*Soal dan Tugas:*
**1.** Menurut kutipan tentang Rakornas KKP 2012, di ruang dan gedung mana acara itu berlangsung?
**2.** Teruskan berita tentang Rakornas KKP 2012 mulai dari sesudah kalimat terakhirnya.

*Kutipan:*
|---|

11 Februari, 2012

Wakil Presiden Membuka Rakornas KKP Tahun 2012

Sektor kelautan dan perikanan apabila dikelola secara baik dapat menjadi motor penggerak roda perekonomian daerah maupun nasional. Dalam industrialisasi kelautan dan perikanan, keterkaitan antara hulu tidak berjalan baik bila tidak ada daya tarik dari industri di hilir, yaitu di pengolahan dan pemasaran, disampaikan Menteri Kelautan dan Perikanan, Sharif C. Sutardjo pada acara Rapat Koordinasi Nasional (Rakornas) Kementerian Kelautan dan Perikanan (KKP) malam ini (7/2) di Ball Room Gedung Mina Bahari 3, kantor KKP. "Perbaikan hulu hingga hilir dilakukan untuk meningkatan daya saing produk perikanan. Sinergitas Pemerintah Pusat, Pemda, swasta maupun masyarakat menjadi kunci sukses dalam upaya peningkatan daya saing tersebut", ujarnya.

|---|

*Cuplikan Data:*
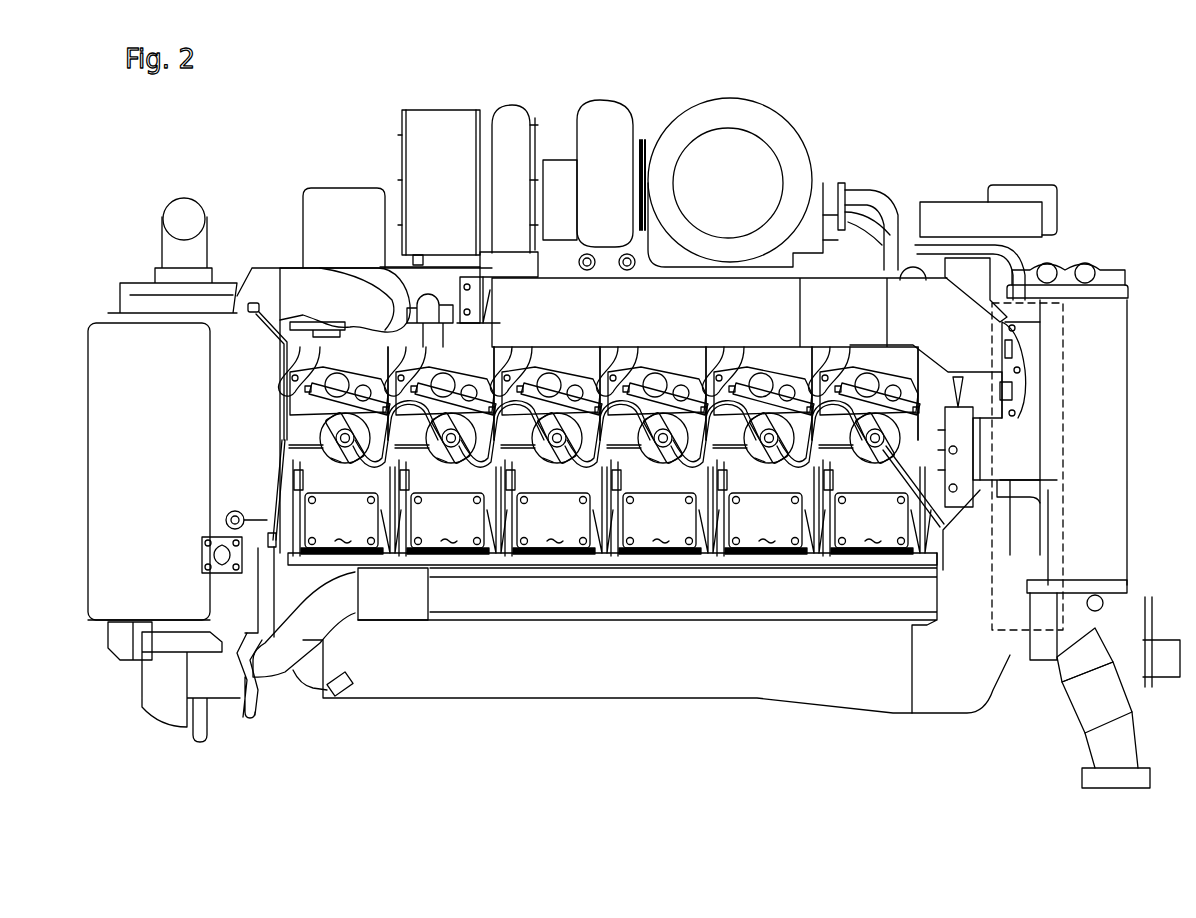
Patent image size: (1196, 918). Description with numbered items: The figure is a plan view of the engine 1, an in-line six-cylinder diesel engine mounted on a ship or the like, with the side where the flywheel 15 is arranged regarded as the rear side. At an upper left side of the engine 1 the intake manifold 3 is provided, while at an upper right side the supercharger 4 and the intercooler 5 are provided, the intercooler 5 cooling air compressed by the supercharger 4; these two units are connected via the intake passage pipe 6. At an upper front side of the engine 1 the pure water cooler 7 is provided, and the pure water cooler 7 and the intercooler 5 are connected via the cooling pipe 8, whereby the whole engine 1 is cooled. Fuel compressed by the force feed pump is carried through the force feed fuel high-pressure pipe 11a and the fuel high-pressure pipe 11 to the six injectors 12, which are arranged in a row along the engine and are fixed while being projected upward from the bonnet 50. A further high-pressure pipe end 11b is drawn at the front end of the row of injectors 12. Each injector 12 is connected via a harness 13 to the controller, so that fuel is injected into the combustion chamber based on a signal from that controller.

|---|

*Sebagai Tanggapan:*
**1.** Di Ball Room Gedung Mina Bahari 3, kantor KKP.

**2.**
Rakornas KKP tahun 2012 yang secara resmi dibuka Wakil Presiden RI, Boediono mengambil tema, meningkatkan daya saing produk kelautan dan perikanan melalui industrialisasi untuk kesejahteraan rakyat, bertujuan untuk merumuskan kebijakan dan strategi pengelolaan sumberdaya kelautan dan perikanan Indonesia untuk mendorong percepatan prioritas pembangunan nasional melalui sinergi perencanaan pusat-daerah dan sinergi antar Kementerian/Lembaga. Dalam Rakornasi kali ini, di samping pemateri dari kalangan internal KKP, juga hadir Menteri Koordinator Bidang Perekonomian, Ketua Komisi IV DPR-RI, Kepala Bappenas, Mendag, Menteri PU, Menpera, Menkes, Menteri Pendidikan dan Kebudayaan, Dirut BRI, dan Ketua Gappindo untuk memberikan paparan dalam mendukung kebijakan industrialisasi kelautan dan perikanan yang dicanangkan KKP.


Mukhtar, A.Pi Kepala Stasiun PSDKP Belawan

Lebih lanjut Sharif mengungkapan bahwa pembangunan industrialisasi kelautan dan perikanan saat ini belum optimal dan masih banyak kendala yang ditemukan, baik di hulu maupun dihilir yang memerlukan penangan lebih intensif, terintegrasi dan berkelanjutan. Oleh sebab itu, dengan memperhatikan kondisi dan permasalahan yang ada, maka kebijakan dan strategi dalam pembangunan industrialisasi diarahkan untuk mendorong percepatan dan perluasan pengurangan kemiskinan melalui program peningkatan kehidupan nelayan (Klaster-IV); mendorong perluasan dan percepatan pembangunan ekonomi Indonesia, khususnya pembangunan kelautan dan perikanan di tiga koridor ekonomi (Bali-Nusa Tenggara, Sulawesi dan Maluku-Papua); dan pengembangan industrialisasi kelautan dan perikanan, serta merumuskan perencanaan pembangunan kelautan dan perikanan tahun 2013 yang dititikberatkan pada industrialisasi kelautan dan perikanan.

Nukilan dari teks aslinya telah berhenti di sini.